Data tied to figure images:
»»

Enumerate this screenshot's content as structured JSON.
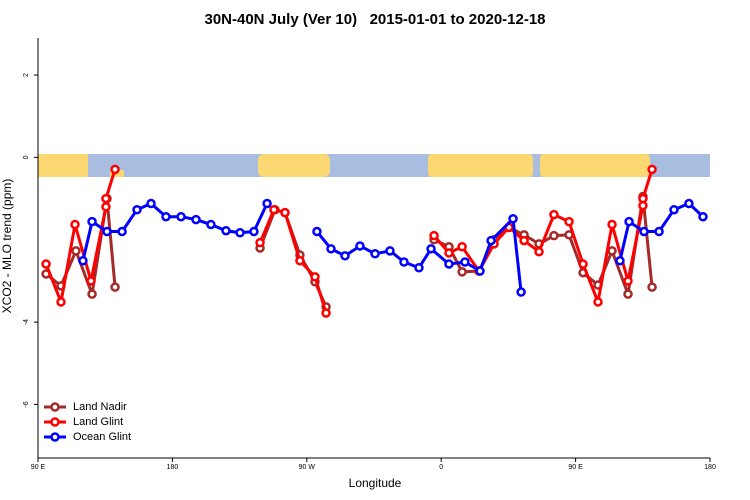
{
  "chart_data": {
    "type": "line",
    "title": "30N-40N July (Ver 10)   2015-01-01 to 2020-12-18",
    "x_label": "Longitude",
    "y_label": "XCO2 - MLO trend (ppm)",
    "xlim": [
      90,
      540
    ],
    "ylim": [
      -7.3,
      2.9
    ],
    "xticks": [
      {
        "value": 90,
        "label": "90 E"
      },
      {
        "value": 180,
        "label": "180"
      },
      {
        "value": 270,
        "label": "90 W"
      },
      {
        "value": 360,
        "label": "0"
      },
      {
        "value": 450,
        "label": "90 E"
      },
      {
        "value": 540,
        "label": "180"
      }
    ],
    "yticks": [
      -6,
      -4,
      0,
      2
    ],
    "legend": "bottom-left",
    "series": [
      {
        "name": "Land Nadir",
        "color": "#a52a2a",
        "x": [
          95.4,
          105.4,
          115.4,
          126.2,
          136.2,
          141.6,
          null,
          238.7,
          248.7,
          255.4,
          265.4,
          275.5,
          282.9,
          null,
          355.2,
          365.2,
          374.0,
          385.3,
          395.4,
          405.4,
          415.5,
          425.5,
          435.5,
          445.6,
          455.0,
          465.0,
          474.4,
          485.1,
          495.1,
          501.2
        ],
        "values": [
          -2.83,
          -3.12,
          -2.27,
          -3.32,
          -1.0,
          -3.15,
          null,
          -2.2,
          -1.27,
          -1.34,
          -2.37,
          -3.02,
          -3.63,
          null,
          -2.0,
          -2.17,
          -2.78,
          -2.76,
          -2.0,
          -1.7,
          -1.88,
          -2.1,
          -1.9,
          -1.88,
          -2.8,
          -3.1,
          -2.27,
          -3.32,
          -0.95,
          -3.15
        ]
      },
      {
        "name": "Land Glint",
        "color": "#ff0000",
        "x": [
          95.4,
          105.4,
          114.8,
          125.5,
          135.5,
          135.5,
          141.6,
          null,
          238.7,
          248.0,
          255.4,
          265.4,
          275.5,
          282.9,
          null,
          355.2,
          365.2,
          374.0,
          385.3,
          395.4,
          405.4,
          415.5,
          425.5,
          435.5,
          445.6,
          455.0,
          465.0,
          474.4,
          485.1,
          495.1,
          495.1,
          501.2
        ],
        "values": [
          -2.59,
          -3.51,
          -1.63,
          -3.0,
          -1.2,
          -1.0,
          -0.29,
          null,
          -2.07,
          -1.27,
          -1.34,
          -2.51,
          -2.9,
          -3.78,
          null,
          -1.9,
          -2.32,
          -2.17,
          -2.76,
          -2.1,
          -1.7,
          -2.02,
          -2.29,
          -1.39,
          -1.56,
          -2.59,
          -3.51,
          -1.63,
          -3.0,
          -1.17,
          -1.0,
          -0.29
        ]
      },
      {
        "name": "Ocean Glint",
        "color": "#0000ff",
        "x": [
          120.1,
          126.2,
          136.2,
          146.3,
          156.3,
          165.7,
          175.7,
          185.8,
          195.8,
          205.8,
          215.9,
          225.3,
          234.6,
          243.4,
          null,
          276.8,
          286.2,
          295.6,
          305.6,
          315.7,
          325.7,
          335.1,
          345.1,
          353.2,
          365.2,
          375.9,
          386.0,
          393.4,
          408.1,
          413.5,
          null,
          479.7,
          485.8,
          495.8,
          505.9,
          515.9,
          525.9,
          535.3
        ],
        "values": [
          -2.51,
          -1.56,
          -1.8,
          -1.8,
          -1.27,
          -1.12,
          -1.44,
          -1.44,
          -1.51,
          -1.63,
          -1.78,
          -1.83,
          -1.8,
          -1.12,
          null,
          -1.8,
          -2.22,
          -2.39,
          -2.15,
          -2.34,
          -2.27,
          -2.54,
          -2.68,
          -2.22,
          -2.59,
          -2.54,
          -2.76,
          -2.02,
          -1.49,
          -3.27,
          null,
          -2.51,
          -1.56,
          -1.8,
          -1.8,
          -1.27,
          -1.12,
          -1.44
        ]
      }
    ]
  }
}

««

Find the word "name" in the data and copy out each line where it turns up.

        "name": "Land Nadir",
        "name": "Land Glint",
        "name": "Ocean Glint",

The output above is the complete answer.